Exercise directions >> Report how many lines include the word "пять", and nothing besides that number.

──────────

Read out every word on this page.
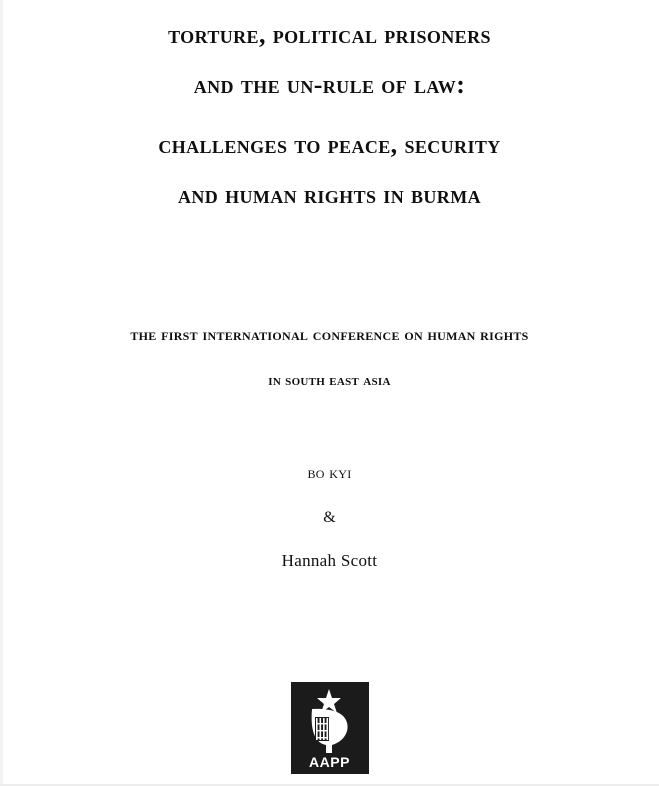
torture, political prisoners
and the un-rule of law:
challenges to peace, security
and human rights in burma
the first international conference on human rights
in south east asia
bo kyi
&
Hannah Scott
AAPP
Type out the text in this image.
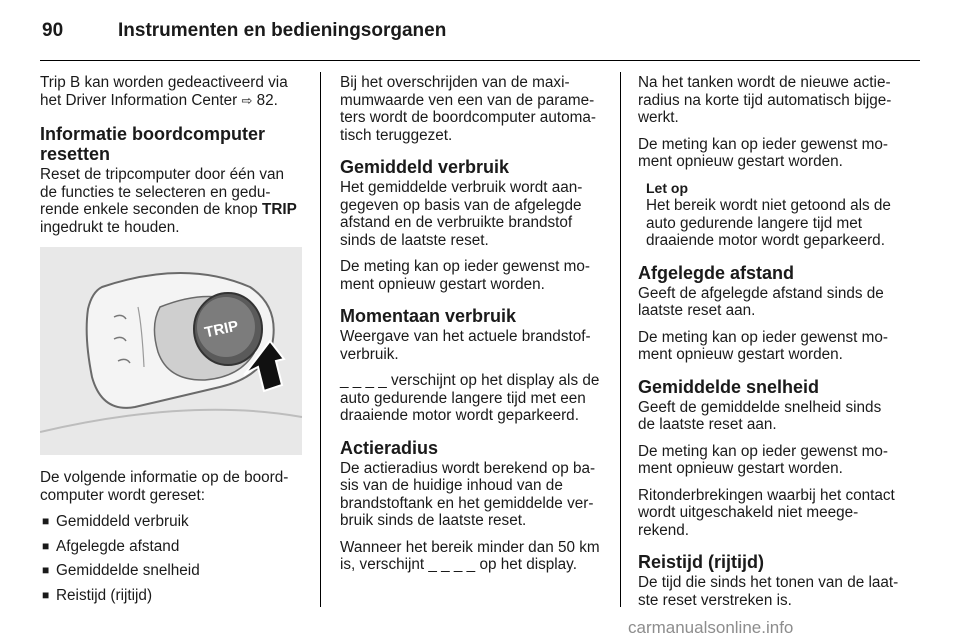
90	Instrumenten en bedieningsorganen

Trip B kan worden gedeactiveerd via het Driver Information Center ⇨ 82.

Informatie boordcomputer resetten

Reset de tripcomputer door één van de functies te selecteren en gedurende enkele seconden de knop TRIP ingedrukt te houden.

TRIP

De volgende informatie op de boordcomputer wordt gereset:

■ Gemiddeld verbruik
■ Afgelegde afstand
■ Gemiddelde snelheid
■ Reistijd (rijtijd)

Bij het overschrijden van de maximumwaarde ven een van de parameters wordt de boordcomputer automatisch teruggezet.

Gemiddeld verbruik

Het gemiddelde verbruik wordt aangegeven op basis van de afgelegde afstand en de verbruikte brandstof sinds de laatste reset.

De meting kan op ieder gewenst moment opnieuw gestart worden.

Momentaan verbruik

Weergave van het actuele brandstofverbruik.

_ _ _ _ verschijnt op het display als de auto gedurende langere tijd met een draaiende motor wordt geparkeerd.

Actieradius

De actieradius wordt berekend op basis van de huidige inhoud van de brandstoftank en het gemiddelde verbruik sinds de laatste reset.

Wanneer het bereik minder dan 50 km is, verschijnt _ _ _ _ op het display.

Na het tanken wordt de nieuwe actieradius na korte tijd automatisch bijgewerkt.

De meting kan op ieder gewenst moment opnieuw gestart worden.

Let op
Het bereik wordt niet getoond als de auto gedurende langere tijd met draaiende motor wordt geparkeerd.
Afgelegde afstand

Geeft de afgelegde afstand sinds de laatste reset aan.

De meting kan op ieder gewenst moment opnieuw gestart worden.

Gemiddelde snelheid

Geeft de gemiddelde snelheid sinds de laatste reset aan.

De meting kan op ieder gewenst moment opnieuw gestart worden.

Ritonderbrekingen waarbij het contact wordt uitgeschakeld niet meegerekend.

Reistijd (rijtijd)

De tijd die sinds het tonen van de laatste reset verstreken is.

carmanualsonline.info
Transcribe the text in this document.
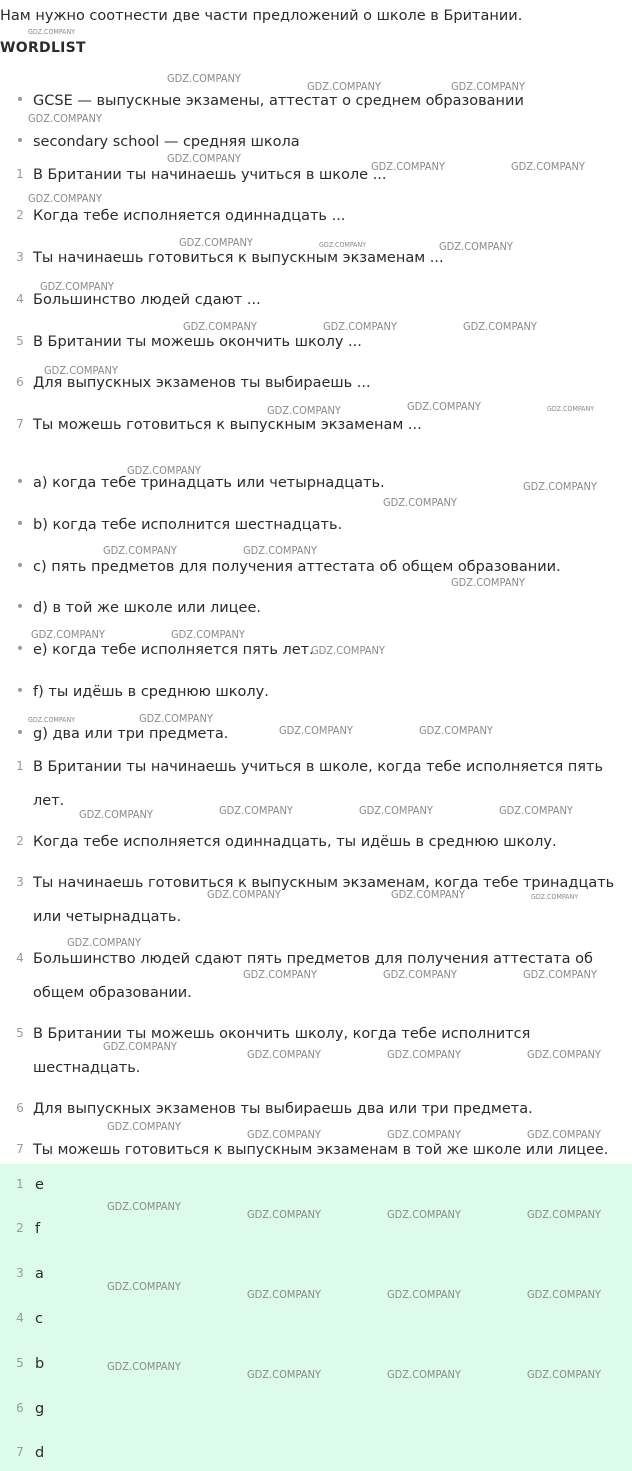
Нам нужно соотнести две части предложений о школе в Британии.
WORDLIST
• GCSE — выпускные экзамены, аттестат о среднем образовании
• secondary school — средняя школа
1 В Британии ты начинаешь учиться в школе ...
2 Когда тебе исполняется одиннадцать ...
3 Ты начинаешь готовиться к выпускным экзаменам ...
4 Большинство людей сдают ...
5 В Британии ты можешь окончить школу ...
6 Для выпускных экзаменов ты выбираешь ...
7 Ты можешь готовиться к выпускным экзаменам ...
• a) когда тебе тринадцать или четырнадцать.
• b) когда тебе исполнится шестнадцать.
• c) пять предметов для получения аттестата об общем образовании.
• d) в той же школе или лицее.
• e) когда тебе исполняется пять лет.
• f) ты идёшь в среднюю школу.
• g) два или три предмета.
1 В Британии ты начинаешь учиться в школе, когда тебе исполняется пять лет.
2 Когда тебе исполняется одиннадцать, ты идёшь в среднюю школу.
3 Ты начинаешь готовиться к выпускным экзаменам, когда тебе тринадцать или четырнадцать.
4 Большинство людей сдают пять предметов для получения аттестата об общем образовании.
5 В Британии ты можешь окончить школу, когда тебе исполнится шестнадцать.
6 Для выпускных экзаменов ты выбираешь два или три предмета.
7 Ты можешь готовиться к выпускным экзаменам в той же школе или лицее.
1 e
2 f
3 a
4 c
5 b
6 g
7 d
GDZ.COMPANY
GDZ.COMPANY
GDZ.COMPANY	GDZ.COMPANY
GDZ.COMPANY
GDZ.COMPANY
GDZ.COMPANY	GDZ.COMPANY
GDZ.COMPANY
GDZ.COMPANY	GDZ.COMPANY	GDZ.COMPANY
GDZ.COMPANY
GDZ.COMPANY	GDZ.COMPANY	GDZ.COMPANY
GDZ.COMPANY
GDZ.COMPANY	GDZ.COMPANY	GDZ.COMPANY
GDZ.COMPANY
GDZ.COMPANY
GDZ.COMPANY
GDZ.COMPANY	GDZ.COMPANY
GDZ.COMPANY
GDZ.COMPANY	GDZ.COMPANY
GDZ.COMPANY
GDZ.COMPANY	GDZ.COMPANY
GDZ.COMPANY	GDZ.COMPANY
GDZ.COMPANY	GDZ.COMPANY	GDZ.COMPANY	GDZ.COMPANY
GDZ.COMPANY	GDZ.COMPANY	GDZ.COMPANY
GDZ.COMPANY
GDZ.COMPANY	GDZ.COMPANY	GDZ.COMPANY
GDZ.COMPANY
GDZ.COMPANY	GDZ.COMPANY	GDZ.COMPANY
GDZ.COMPANY
GDZ.COMPANY	GDZ.COMPANY	GDZ.COMPANY
GDZ.COMPANY
GDZ.COMPANY	GDZ.COMPANY	GDZ.COMPANY
GDZ.COMPANY
GDZ.COMPANY	GDZ.COMPANY	GDZ.COMPANY
GDZ.COMPANY
GDZ.COMPANY	GDZ.COMPANY	GDZ.COMPANY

──────────

Correct output >> 4